**GOAL**
Tally the lines holding the word "avatar" and state the count by itself.

**Extracted records**
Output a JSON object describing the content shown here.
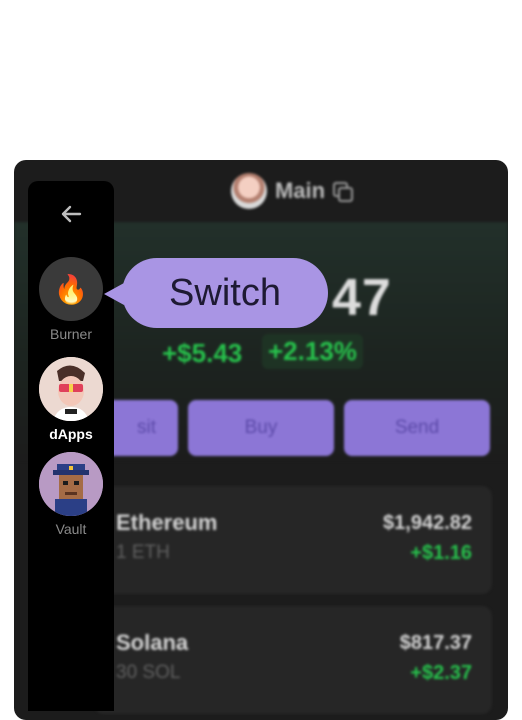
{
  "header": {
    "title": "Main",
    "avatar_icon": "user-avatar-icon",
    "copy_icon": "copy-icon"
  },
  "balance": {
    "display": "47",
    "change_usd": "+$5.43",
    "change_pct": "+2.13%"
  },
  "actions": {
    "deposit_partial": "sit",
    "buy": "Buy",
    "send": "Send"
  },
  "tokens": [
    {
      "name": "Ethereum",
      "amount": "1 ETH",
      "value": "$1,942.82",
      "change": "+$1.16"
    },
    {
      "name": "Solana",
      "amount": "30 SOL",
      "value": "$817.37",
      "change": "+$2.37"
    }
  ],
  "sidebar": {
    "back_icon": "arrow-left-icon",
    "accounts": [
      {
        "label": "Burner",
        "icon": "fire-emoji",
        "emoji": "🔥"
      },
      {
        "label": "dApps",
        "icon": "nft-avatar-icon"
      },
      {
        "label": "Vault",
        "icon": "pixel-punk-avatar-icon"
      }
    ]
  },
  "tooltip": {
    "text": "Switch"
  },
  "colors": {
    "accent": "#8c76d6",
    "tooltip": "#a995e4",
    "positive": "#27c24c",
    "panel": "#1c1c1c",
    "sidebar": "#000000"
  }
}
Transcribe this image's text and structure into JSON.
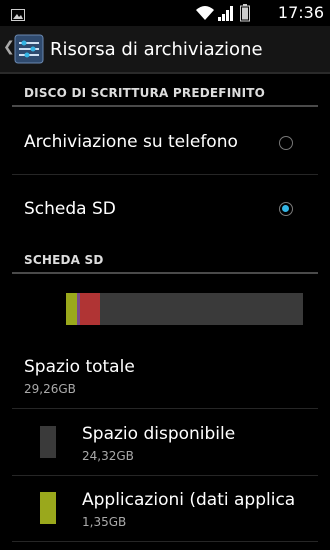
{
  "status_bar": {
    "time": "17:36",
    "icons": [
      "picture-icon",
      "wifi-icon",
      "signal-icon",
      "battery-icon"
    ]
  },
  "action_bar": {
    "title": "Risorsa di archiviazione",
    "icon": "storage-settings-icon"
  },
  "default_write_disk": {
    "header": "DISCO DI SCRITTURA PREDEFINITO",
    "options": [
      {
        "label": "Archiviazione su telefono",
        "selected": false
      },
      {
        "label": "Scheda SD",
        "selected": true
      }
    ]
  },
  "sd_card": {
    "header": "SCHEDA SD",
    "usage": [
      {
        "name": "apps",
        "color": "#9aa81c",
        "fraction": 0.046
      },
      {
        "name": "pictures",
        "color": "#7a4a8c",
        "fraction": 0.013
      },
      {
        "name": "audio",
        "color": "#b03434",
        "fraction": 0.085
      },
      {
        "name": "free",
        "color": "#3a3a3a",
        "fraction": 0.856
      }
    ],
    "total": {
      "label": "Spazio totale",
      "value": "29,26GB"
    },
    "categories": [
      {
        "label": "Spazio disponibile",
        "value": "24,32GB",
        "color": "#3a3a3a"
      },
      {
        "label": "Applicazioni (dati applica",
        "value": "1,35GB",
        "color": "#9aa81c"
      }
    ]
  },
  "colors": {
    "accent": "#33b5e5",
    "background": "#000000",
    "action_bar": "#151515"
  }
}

**FINAL RESULT**
3